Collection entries

╭──

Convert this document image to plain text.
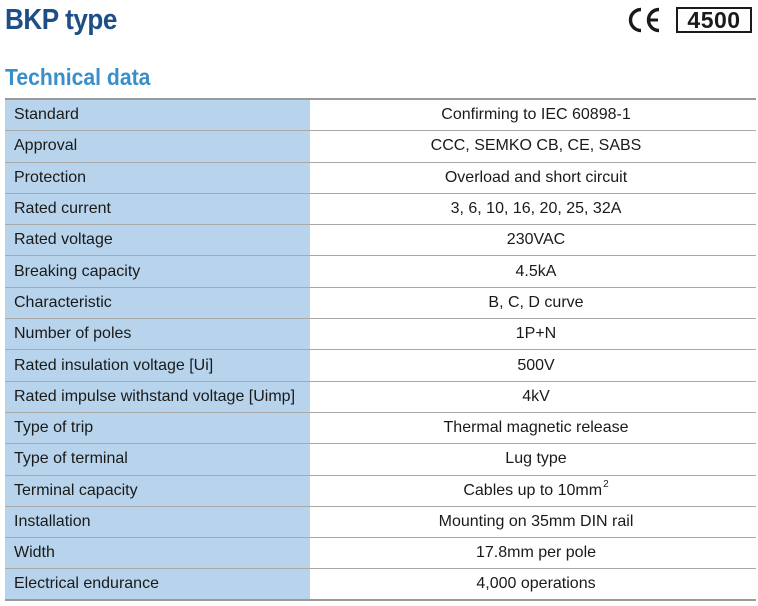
BKP type	4500
Technical data
Standard	Confirming to IEC 60898-1
Approval	CCC, SEMKO CB, CE, SABS
Protection	Overload and short circuit
Rated current	3, 6, 10, 16, 20, 25, 32A
Rated voltage	230VAC
Breaking capacity	4.5kA
Characteristic	B, C, D curve
Number of poles	1P+N
Rated insulation voltage [Ui]	500V
Rated impulse withstand voltage [Uimp]	4kV
Type of trip	Thermal magnetic release
Type of terminal	Lug type
Terminal capacity	Cables up to 10mm 2
Installation	Mounting on 35mm DIN rail
Width	17.8mm per pole
Electrical endurance	4,000 operations
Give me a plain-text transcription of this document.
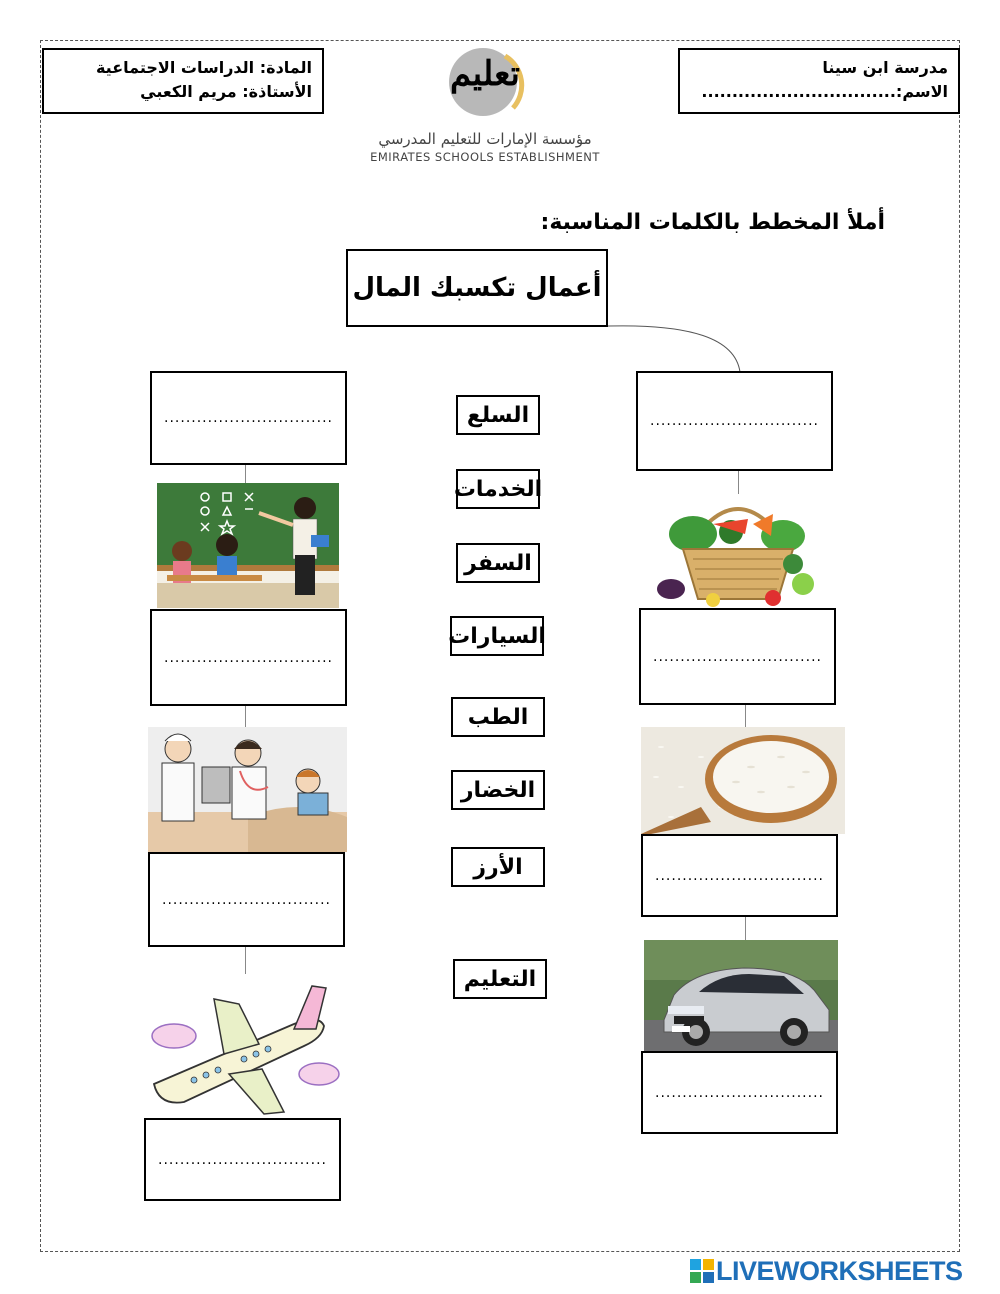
مدرسة ابن سينا
الاسم:................................
المادة: الدراسات الاجتماعية
الأستاذة: مريم الكعبي	تعليم
مؤسسة الإمارات للتعليم المدرسي
EMIRATES SCHOOLS ESTABLISHMENT
أملأ المخطط بالكلمات المناسبة:
أعمال تكسبك المال
...............................
...............................
...............................
...............................
...............................
...............................
...............................
...............................
السلع
الخدمات
السفر
السيارات
الطب
الخضار
الأرز
التعليم
LIVEWORKSHEETS
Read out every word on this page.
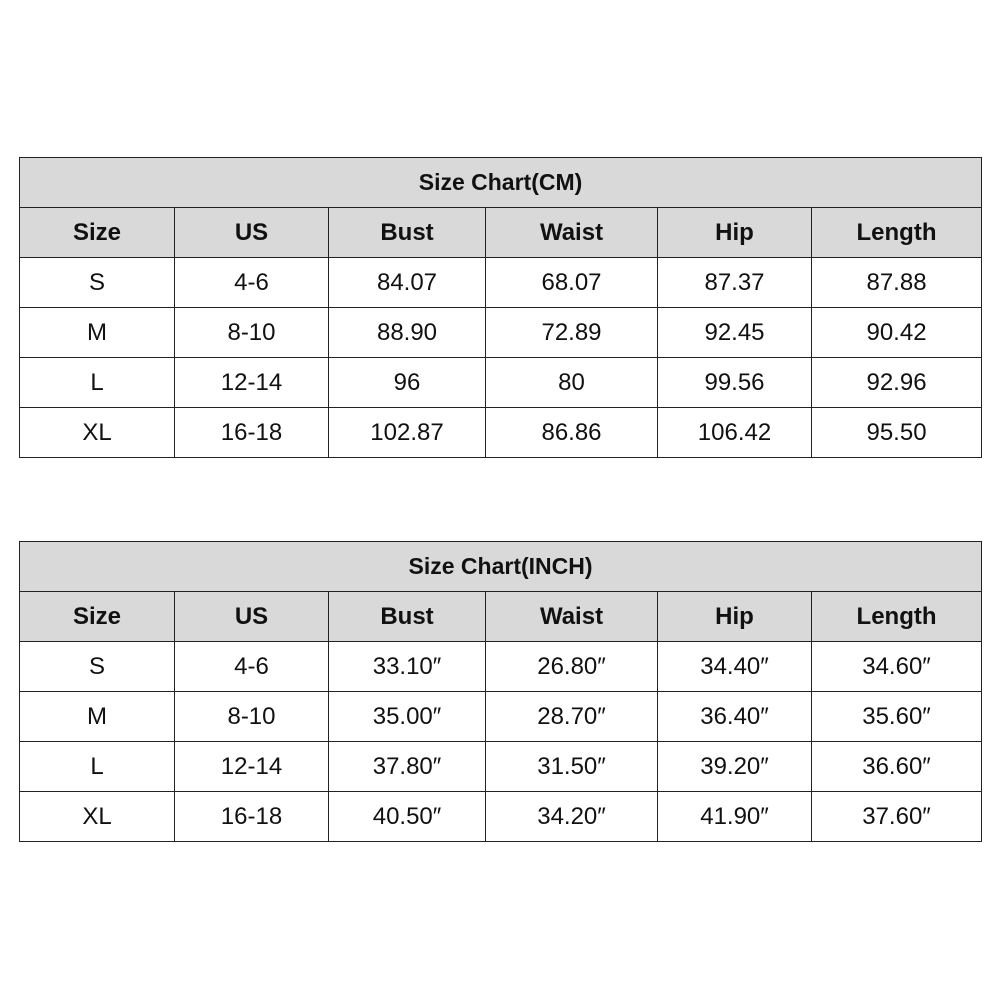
Size Chart(CM)					
Size	US	Bust	Waist	Hip	Length
S	4-6	84.07	68.07	87.37	87.88
M	8-10	88.90	72.89	92.45	90.42
L	12-14	96	80	99.56	92.96
XL	16-18	102.87	86.86	106.42	95.50
Size Chart(INCH)					
Size	US	Bust	Waist	Hip	Length
S	4-6	33.10″	26.80″	34.40″	34.60″
M	8-10	35.00″	28.70″	36.40″	35.60″
L	12-14	37.80″	31.50″	39.20″	36.60″
XL	16-18	40.50″	34.20″	41.90″	37.60″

╰──

**What to produce**
Give the count of lines that hold the word "plain", with nothing added.

**The response**
2